> **Work required**:
Print all of the lines exactly. Any picture among them stays out.

> **Record excerpts**:
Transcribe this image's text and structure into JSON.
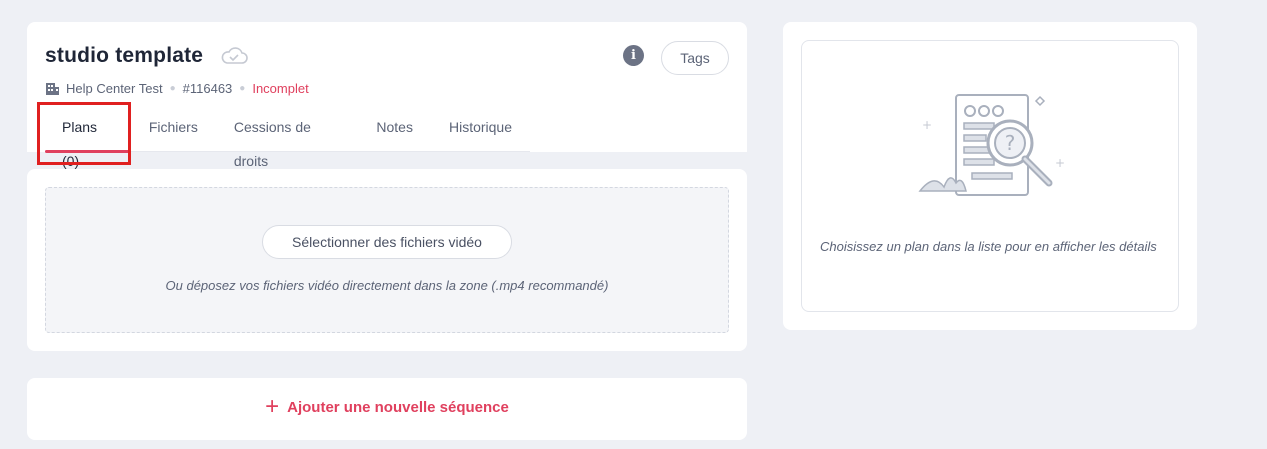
{
  "header": {
    "title": "studio template",
    "project": "Help Center Test",
    "id": "#116463",
    "status": "Incomplet",
    "tags_label": "Tags",
    "info_icon": "i"
  },
  "tabs": [
    {
      "label": "Plans (0)",
      "active": true
    },
    {
      "label": "Fichiers",
      "active": false
    },
    {
      "label": "Cessions de droits",
      "active": false
    },
    {
      "label": "Notes",
      "active": false
    },
    {
      "label": "Historique",
      "active": false
    }
  ],
  "upload": {
    "button_label": "Sélectionner des fichiers vidéo",
    "hint": "Ou déposez vos fichiers vidéo directement dans la zone (.mp4 recommandé)"
  },
  "add_sequence": {
    "plus": "+",
    "label": "Ajouter une nouvelle séquence"
  },
  "detail": {
    "hint": "Choisissez un plan dans la liste pour en afficher les détails"
  },
  "colors": {
    "accent": "#e0405e",
    "highlight_box": "#e02020",
    "background": "#eef0f5"
  },
  "icons": [
    "cloud-icon",
    "building-icon",
    "info-icon",
    "plus-icon",
    "search-document-illustration"
  ]
}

> **The answer**:
Transcribe this image's text and structure into JSON.
{
  "header": {
    "title": "studio template",
    "project": "Help Center Test",
    "id": "#116463",
    "status": "Incomplet",
    "tags_label": "Tags",
    "info_icon": "i"
  },
  "tabs": [
    {
      "label": "Plans (0)",
      "active": true
    },
    {
      "label": "Fichiers",
      "active": false
    },
    {
      "label": "Cessions de droits",
      "active": false
    },
    {
      "label": "Notes",
      "active": false
    },
    {
      "label": "Historique",
      "active": false
    }
  ],
  "upload": {
    "button_label": "Sélectionner des fichiers vidéo",
    "hint": "Ou déposez vos fichiers vidéo directement dans la zone (.mp4 recommandé)"
  },
  "add_sequence": {
    "plus": "+",
    "label": "Ajouter une nouvelle séquence"
  },
  "detail": {
    "hint": "Choisissez un plan dans la liste pour en afficher les détails"
  },
  "colors": {
    "accent": "#e0405e",
    "highlight_box": "#e02020",
    "background": "#eef0f5"
  },
  "icons": [
    "cloud-icon",
    "building-icon",
    "info-icon",
    "plus-icon",
    "search-document-illustration"
  ]
}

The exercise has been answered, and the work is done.